● **What this task involves**: Copy out all the lines in the records that include the word "condizione".

+++ Records for the task

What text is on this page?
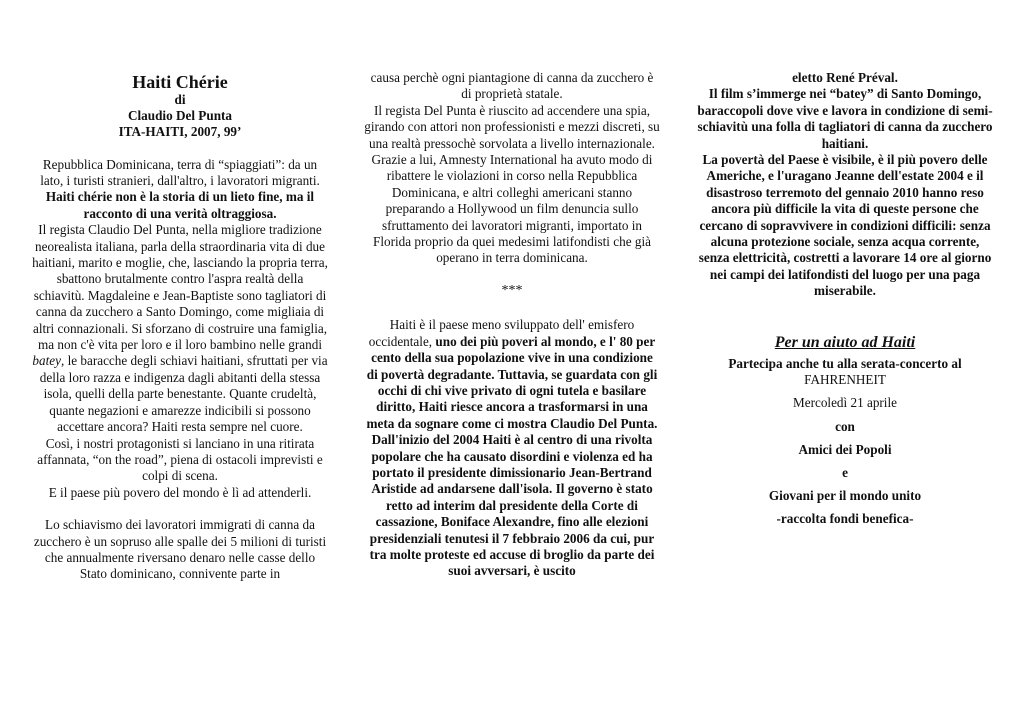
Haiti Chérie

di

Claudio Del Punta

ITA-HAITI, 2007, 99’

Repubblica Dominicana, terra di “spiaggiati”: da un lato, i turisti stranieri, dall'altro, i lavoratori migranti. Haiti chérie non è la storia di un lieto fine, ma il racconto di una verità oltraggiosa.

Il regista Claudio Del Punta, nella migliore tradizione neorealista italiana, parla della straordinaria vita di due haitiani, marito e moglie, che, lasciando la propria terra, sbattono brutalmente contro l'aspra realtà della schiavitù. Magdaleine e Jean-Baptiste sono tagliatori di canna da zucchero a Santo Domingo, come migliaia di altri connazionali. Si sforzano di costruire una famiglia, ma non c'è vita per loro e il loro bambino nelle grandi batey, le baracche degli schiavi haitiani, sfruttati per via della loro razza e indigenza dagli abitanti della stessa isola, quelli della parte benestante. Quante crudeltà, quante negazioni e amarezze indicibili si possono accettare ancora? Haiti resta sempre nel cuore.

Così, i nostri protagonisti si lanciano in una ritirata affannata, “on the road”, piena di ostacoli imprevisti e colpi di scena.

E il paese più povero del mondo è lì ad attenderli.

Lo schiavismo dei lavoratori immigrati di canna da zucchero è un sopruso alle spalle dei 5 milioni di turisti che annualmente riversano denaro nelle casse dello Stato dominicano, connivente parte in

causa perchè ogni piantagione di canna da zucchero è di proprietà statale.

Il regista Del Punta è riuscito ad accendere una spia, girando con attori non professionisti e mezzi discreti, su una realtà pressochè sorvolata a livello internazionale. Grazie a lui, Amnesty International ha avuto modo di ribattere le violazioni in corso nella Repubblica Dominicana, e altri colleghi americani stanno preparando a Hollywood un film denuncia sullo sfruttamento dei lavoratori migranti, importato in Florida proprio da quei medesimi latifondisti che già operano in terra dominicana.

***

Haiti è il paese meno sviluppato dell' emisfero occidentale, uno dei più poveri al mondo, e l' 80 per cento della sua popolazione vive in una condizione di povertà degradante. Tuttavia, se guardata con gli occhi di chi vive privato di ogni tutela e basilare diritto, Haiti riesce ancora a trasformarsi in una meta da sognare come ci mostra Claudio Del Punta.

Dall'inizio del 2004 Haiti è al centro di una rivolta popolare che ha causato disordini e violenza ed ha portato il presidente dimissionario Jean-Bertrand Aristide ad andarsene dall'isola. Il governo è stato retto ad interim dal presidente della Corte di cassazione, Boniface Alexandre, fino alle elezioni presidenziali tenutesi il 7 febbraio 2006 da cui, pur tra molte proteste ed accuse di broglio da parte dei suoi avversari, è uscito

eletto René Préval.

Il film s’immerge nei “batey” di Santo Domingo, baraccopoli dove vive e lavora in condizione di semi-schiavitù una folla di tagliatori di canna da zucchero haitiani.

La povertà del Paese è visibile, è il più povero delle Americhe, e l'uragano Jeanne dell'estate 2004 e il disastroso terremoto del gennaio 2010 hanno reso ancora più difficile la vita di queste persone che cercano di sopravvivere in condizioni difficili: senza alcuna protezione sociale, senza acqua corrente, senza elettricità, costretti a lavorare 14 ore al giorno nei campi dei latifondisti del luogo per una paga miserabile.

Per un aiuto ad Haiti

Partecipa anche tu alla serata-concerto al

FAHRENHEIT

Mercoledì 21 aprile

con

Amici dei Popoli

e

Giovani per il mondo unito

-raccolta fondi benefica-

++++++

● **Worked answer**:
Haiti è il paese meno sviluppato dell' emisfero occidentale, uno dei più poveri al mondo, e l' 80 per cento della sua popolazione vive in una condizione di povertà degradante. Tuttavia, se guardata con gli occhi di chi vive privato di ogni tutela e basilare diritto, Haiti riesce ancora a trasformarsi in una meta da sognare come ci mostra Claudio Del Punta.
Il film s’immerge nei “batey” di Santo Domingo, baraccopoli dove vive e lavora in condizione di semi-schiavitù una folla di tagliatori di canna da zucchero haitiani.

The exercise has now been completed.